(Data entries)
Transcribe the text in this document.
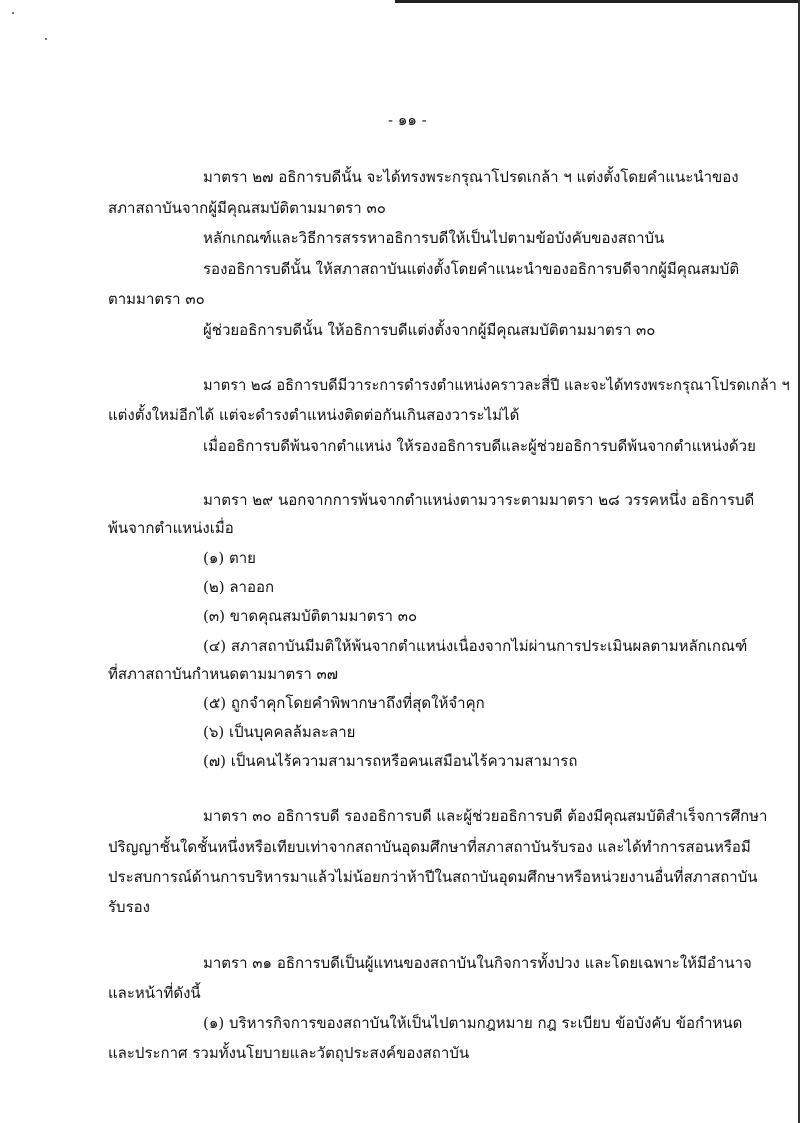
- ๑๑ -
มาตรา ๒๗ อธิการบดีนั้น จะได้ทรงพระกรุณาโปรดเกล้า ฯ แต่งตั้งโดยคำแนะนำของ
สภาสถาบันจากผู้มีคุณสมบัติตามมาตรา ๓๐
หลักเกณฑ์และวิธีการสรรหาอธิการบดีให้เป็นไปตามข้อบังคับของสถาบัน
รองอธิการบดีนั้น ให้สภาสถาบันแต่งตั้งโดยคำแนะนำของอธิการบดีจากผู้มีคุณสมบัติ
ตามมาตรา ๓๐
ผู้ช่วยอธิการบดีนั้น ให้อธิการบดีแต่งตั้งจากผู้มีคุณสมบัติตามมาตรา ๓๐
มาตรา ๒๘ อธิการบดีมีวาระการดำรงตำแหน่งคราวละสี่ปี และจะได้ทรงพระกรุณาโปรดเกล้า ฯ
แต่งตั้งใหม่อีกได้ แต่จะดำรงตำแหน่งติดต่อกันเกินสองวาระไม่ได้
เมื่ออธิการบดีพ้นจากตำแหน่ง ให้รองอธิการบดีและผู้ช่วยอธิการบดีพ้นจากตำแหน่งด้วย
มาตรา ๒๙ นอกจากการพ้นจากตำแหน่งตามวาระตามมาตรา ๒๘ วรรคหนึ่ง อธิการบดี
พ้นจากตำแหน่งเมื่อ
(๑) ตาย
(๒) ลาออก
(๓) ขาดคุณสมบัติตามมาตรา ๓๐
(๔) สภาสถาบันมีมติให้พ้นจากตำแหน่งเนื่องจากไม่ผ่านการประเมินผลตามหลักเกณฑ์
ที่สภาสถาบันกำหนดตามมาตรา ๓๗
(๕) ถูกจำคุกโดยคำพิพากษาถึงที่สุดให้จำคุก
(๖) เป็นบุคคลล้มละลาย
(๗) เป็นคนไร้ความสามารถหรือคนเสมือนไร้ความสามารถ
มาตรา ๓๐ อธิการบดี รองอธิการบดี และผู้ช่วยอธิการบดี ต้องมีคุณสมบัติสำเร็จการศึกษา
ปริญญาชั้นใดชั้นหนึ่งหรือเทียบเท่าจากสถาบันอุดมศึกษาที่สภาสถาบันรับรอง และได้ทำการสอนหรือมี
ประสบการณ์ด้านการบริหารมาแล้วไม่น้อยกว่าห้าปีในสถาบันอุดมศึกษาหรือหน่วยงานอื่นที่สภาสถาบัน
รับรอง
มาตรา ๓๑ อธิการบดีเป็นผู้แทนของสถาบันในกิจการทั้งปวง และโดยเฉพาะให้มีอำนาจ
และหน้าที่ดังนี้
(๑) บริหารกิจการของสถาบันให้เป็นไปตามกฎหมาย กฎ ระเบียบ ข้อบังคับ ข้อกำหนด
และประกาศ รวมทั้งนโยบายและวัตถุประสงค์ของสถาบัน
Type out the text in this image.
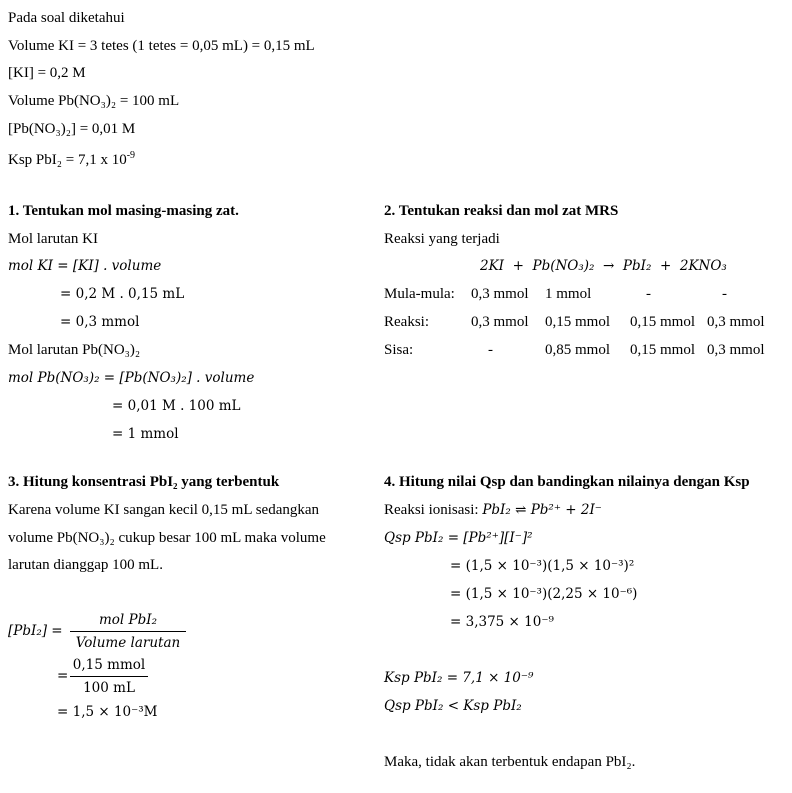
Pada soal diketahui
Volume KI = 3 tetes (1 tetes = 0,05 mL) = 0,15 mL
[KI] = 0,2 M
Volume Pb(NO₃)₂ = 100 mL
[Pb(NO₃)₂] = 0,01 M
Ksp PbI₂ = 7,1 x $10^{-9}$
1. Tentukan mol masing-masing zat.
Mol larutan KI
mol KI = [KI] . volume
= 0,2 M . 0,15 mL
= 0,3 mmol
Mol larutan Pb(NO₃)₂
mol Pb(NO₃)₂ = [Pb(NO₃)₂] . volume
= 0,01 M . 100 mL
= 1 mmol
2. Tentukan reaksi dan mol zat MRS
Reaksi yang terjadi
2KI  +  Pb(NO₃)₂  →  PbI₂  +  2KNO₃
Mula-mula: 0,3 mmol 1 mmol	-	-
Reaksi:	0,3 mmol 0,15 mmol 0,15 mmol 0,3 mmol
Sisa:	-	0,85 mmol 0,15 mmol 0,3 mmol
3. Hitung konsentrasi PbI₂ yang terbentuk
Karena volume KI sangan kecil 0,15 mL sedangkan
volume Pb(NO₃)₂ cukup besar 100 mL maka volume
larutan dianggap 100 mL.
[PbI₂] =
mol PbI₂
Volume larutan
=
0,15 mmol
100 mL
= 1,5 × 10⁻³M
4. Hitung nilai Qsp dan bandingkan nilainya dengan Ksp
Reaksi ionisasi: PbI₂ ⇌ Pb²⁺ + 2I⁻
Qsp PbI₂ = [Pb²⁺][I⁻]²
= (1,5 × 10⁻³)(1,5 × 10⁻³)²
= (1,5 × 10⁻³)(2,25 × 10⁻⁶)
= 3,375 × 10⁻⁹
Ksp PbI₂ = 7,1 × 10⁻⁹
Qsp PbI₂ < Ksp PbI₂
Maka, tidak akan terbentuk endapan PbI₂.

THE REQUEST.
Drop the images and quote the entries word for word.

SOLUTION.
Transcribe the text in this document.
- ๑๑ -
มาตรา ๒๗ อธิการบดีนั้น จะได้ทรงพระกรุณาโปรดเกล้า ฯ แต่งตั้งโดยคำแนะนำของ
สภาสถาบันจากผู้มีคุณสมบัติตามมาตรา ๓๐
หลักเกณฑ์และวิธีการสรรหาอธิการบดีให้เป็นไปตามข้อบังคับของสถาบัน
รองอธิการบดีนั้น ให้สภาสถาบันแต่งตั้งโดยคำแนะนำของอธิการบดีจากผู้มีคุณสมบัติ
ตามมาตรา ๓๐
ผู้ช่วยอธิการบดีนั้น ให้อธิการบดีแต่งตั้งจากผู้มีคุณสมบัติตามมาตรา ๓๐
มาตรา ๒๘ อธิการบดีมีวาระการดำรงตำแหน่งคราวละสี่ปี และจะได้ทรงพระกรุณาโปรดเกล้า ฯ
แต่งตั้งใหม่อีกได้ แต่จะดำรงตำแหน่งติดต่อกันเกินสองวาระไม่ได้
เมื่ออธิการบดีพ้นจากตำแหน่ง ให้รองอธิการบดีและผู้ช่วยอธิการบดีพ้นจากตำแหน่งด้วย
มาตรา ๒๙ นอกจากการพ้นจากตำแหน่งตามวาระตามมาตรา ๒๘ วรรคหนึ่ง อธิการบดี
พ้นจากตำแหน่งเมื่อ
(๑) ตาย
(๒) ลาออก
(๓) ขาดคุณสมบัติตามมาตรา ๓๐
(๔) สภาสถาบันมีมติให้พ้นจากตำแหน่งเนื่องจากไม่ผ่านการประเมินผลตามหลักเกณฑ์
ที่สภาสถาบันกำหนดตามมาตรา ๓๗
(๕) ถูกจำคุกโดยคำพิพากษาถึงที่สุดให้จำคุก
(๖) เป็นบุคคลล้มละลาย
(๗) เป็นคนไร้ความสามารถหรือคนเสมือนไร้ความสามารถ
มาตรา ๓๐ อธิการบดี รองอธิการบดี และผู้ช่วยอธิการบดี ต้องมีคุณสมบัติสำเร็จการศึกษา
ปริญญาชั้นใดชั้นหนึ่งหรือเทียบเท่าจากสถาบันอุดมศึกษาที่สภาสถาบันรับรอง และได้ทำการสอนหรือมี
ประสบการณ์ด้านการบริหารมาแล้วไม่น้อยกว่าห้าปีในสถาบันอุดมศึกษาหรือหน่วยงานอื่นที่สภาสถาบัน
รับรอง
มาตรา ๓๑ อธิการบดีเป็นผู้แทนของสถาบันในกิจการทั้งปวง และโดยเฉพาะให้มีอำนาจ
และหน้าที่ดังนี้
(๑) บริหารกิจการของสถาบันให้เป็นไปตามกฎหมาย กฎ ระเบียบ ข้อบังคับ ข้อกำหนด
และประกาศ รวมทั้งนโยบายและวัตถุประสงค์ของสถาบัน
Type out the text in this image.
Pada soal diketahui
Volume KI = 3 tetes (1 tetes = 0,05 mL) = 0,15 mL
[KI] = 0,2 M
Volume Pb(NO₃)₂ = 100 mL
[Pb(NO₃)₂] = 0,01 M
Ksp PbI₂ = 7,1 x $10^{-9}$
1. Tentukan mol masing-masing zat.
Mol larutan KI
mol KI = [KI] . volume
= 0,2 M . 0,15 mL
= 0,3 mmol
Mol larutan Pb(NO₃)₂
mol Pb(NO₃)₂ = [Pb(NO₃)₂] . volume
= 0,01 M . 100 mL
= 1 mmol
2. Tentukan reaksi dan mol zat MRS
Reaksi yang terjadi
2KI  +  Pb(NO₃)₂  →  PbI₂  +  2KNO₃
Mula-mula: 0,3 mmol 1 mmol	-	-
Reaksi:	0,3 mmol 0,15 mmol 0,15 mmol 0,3 mmol
Sisa:	-	0,85 mmol 0,15 mmol 0,3 mmol
3. Hitung konsentrasi PbI₂ yang terbentuk
Karena volume KI sangan kecil 0,15 mL sedangkan
volume Pb(NO₃)₂ cukup besar 100 mL maka volume
larutan dianggap 100 mL.
[PbI₂] =
mol PbI₂
Volume larutan
=
0,15 mmol
100 mL
= 1,5 × 10⁻³M
4. Hitung nilai Qsp dan bandingkan nilainya dengan Ksp
Reaksi ionisasi: PbI₂ ⇌ Pb²⁺ + 2I⁻
Qsp PbI₂ = [Pb²⁺][I⁻]²
= (1,5 × 10⁻³)(1,5 × 10⁻³)²
= (1,5 × 10⁻³)(2,25 × 10⁻⁶)
= 3,375 × 10⁻⁹
Ksp PbI₂ = 7,1 × 10⁻⁹
Qsp PbI₂ < Ksp PbI₂
Maka, tidak akan terbentuk endapan PbI₂.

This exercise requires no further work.